= Instructions for the task =
Copy the data exactly as it appears, and do not include any pictures.

Rows from a figure dataset:
* * * * *
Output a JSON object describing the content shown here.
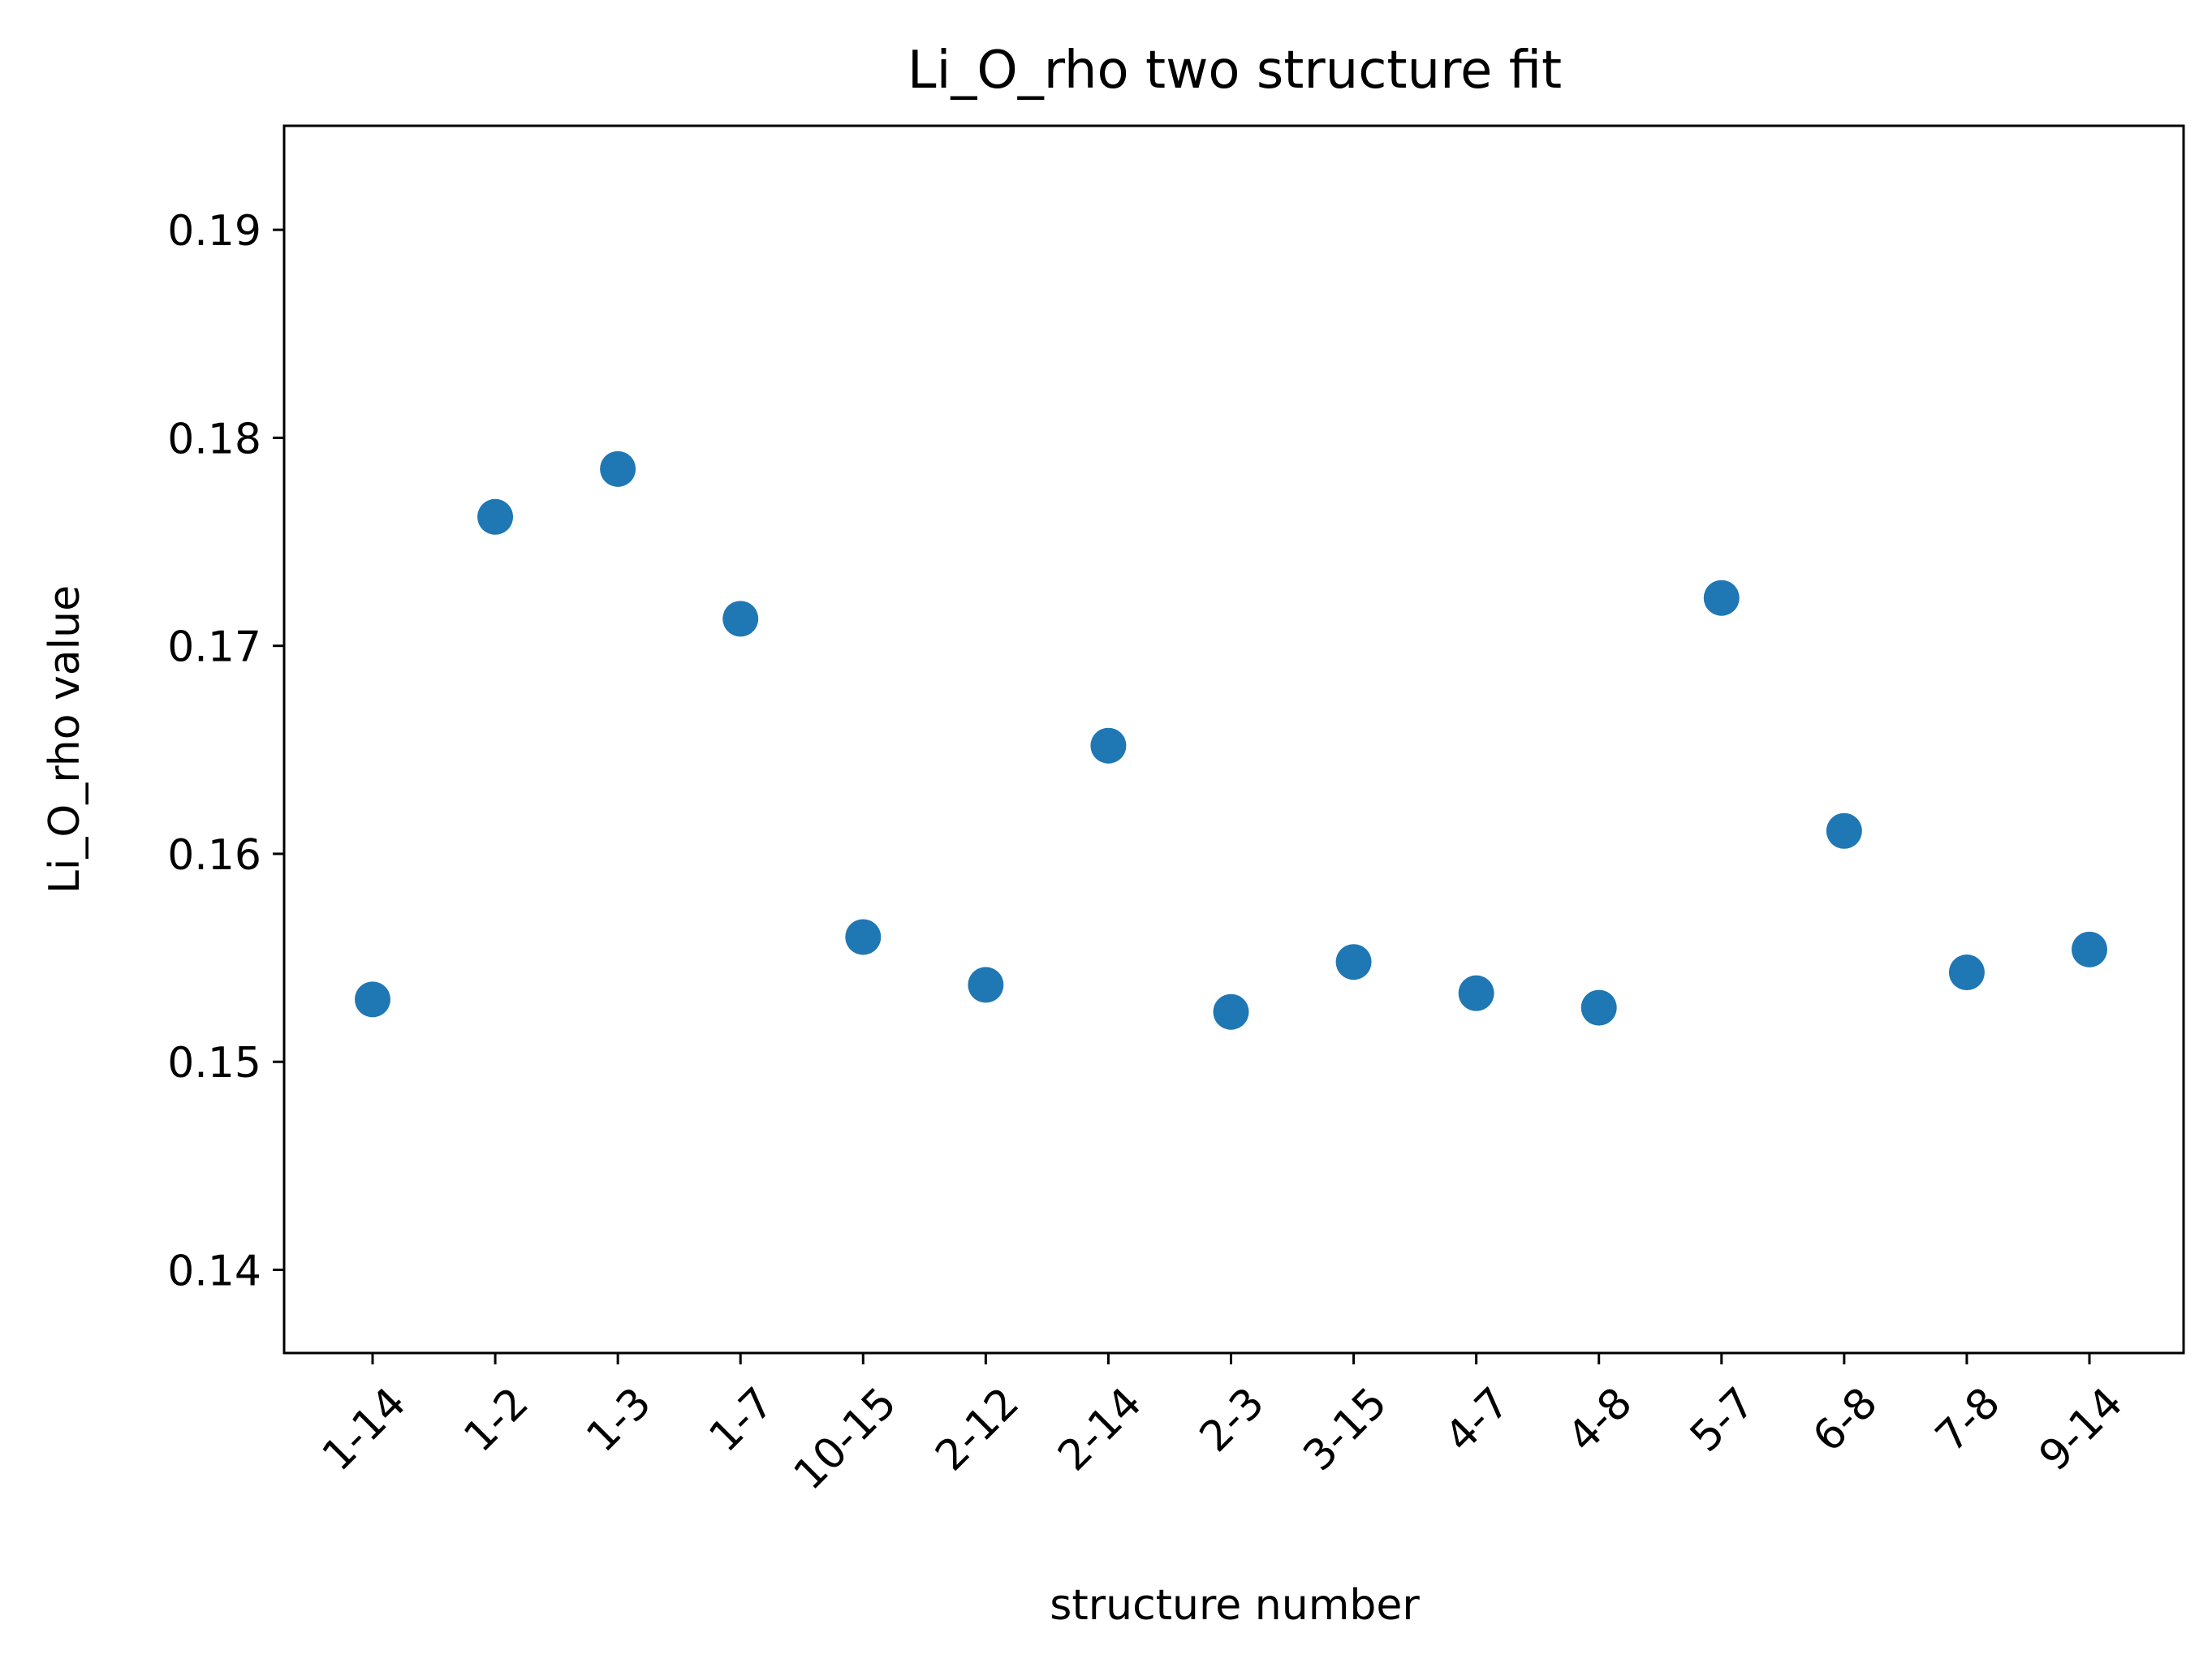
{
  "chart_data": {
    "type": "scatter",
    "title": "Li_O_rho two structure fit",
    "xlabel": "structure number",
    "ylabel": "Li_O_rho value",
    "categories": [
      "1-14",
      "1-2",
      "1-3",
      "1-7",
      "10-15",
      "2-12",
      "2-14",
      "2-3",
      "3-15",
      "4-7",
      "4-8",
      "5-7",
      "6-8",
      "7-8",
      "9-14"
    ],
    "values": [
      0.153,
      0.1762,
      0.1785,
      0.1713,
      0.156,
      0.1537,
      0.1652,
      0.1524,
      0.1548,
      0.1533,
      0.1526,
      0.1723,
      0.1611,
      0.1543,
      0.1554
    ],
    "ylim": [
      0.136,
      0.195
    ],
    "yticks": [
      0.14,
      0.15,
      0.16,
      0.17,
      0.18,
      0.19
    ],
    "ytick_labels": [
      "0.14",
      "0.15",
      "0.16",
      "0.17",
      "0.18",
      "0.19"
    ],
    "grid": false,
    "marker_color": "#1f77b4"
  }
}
* * * * *
= Answer below =
Output a JSON object describing the content shown here.
{
  "chart_data": {
    "type": "scatter",
    "title": "Li_O_rho two structure fit",
    "xlabel": "structure number",
    "ylabel": "Li_O_rho value",
    "categories": [
      "1-14",
      "1-2",
      "1-3",
      "1-7",
      "10-15",
      "2-12",
      "2-14",
      "2-3",
      "3-15",
      "4-7",
      "4-8",
      "5-7",
      "6-8",
      "7-8",
      "9-14"
    ],
    "values": [
      0.153,
      0.1762,
      0.1785,
      0.1713,
      0.156,
      0.1537,
      0.1652,
      0.1524,
      0.1548,
      0.1533,
      0.1526,
      0.1723,
      0.1611,
      0.1543,
      0.1554
    ],
    "ylim": [
      0.136,
      0.195
    ],
    "yticks": [
      0.14,
      0.15,
      0.16,
      0.17,
      0.18,
      0.19
    ],
    "ytick_labels": [
      "0.14",
      "0.15",
      "0.16",
      "0.17",
      "0.18",
      "0.19"
    ],
    "grid": false,
    "marker_color": "#1f77b4"
  }
}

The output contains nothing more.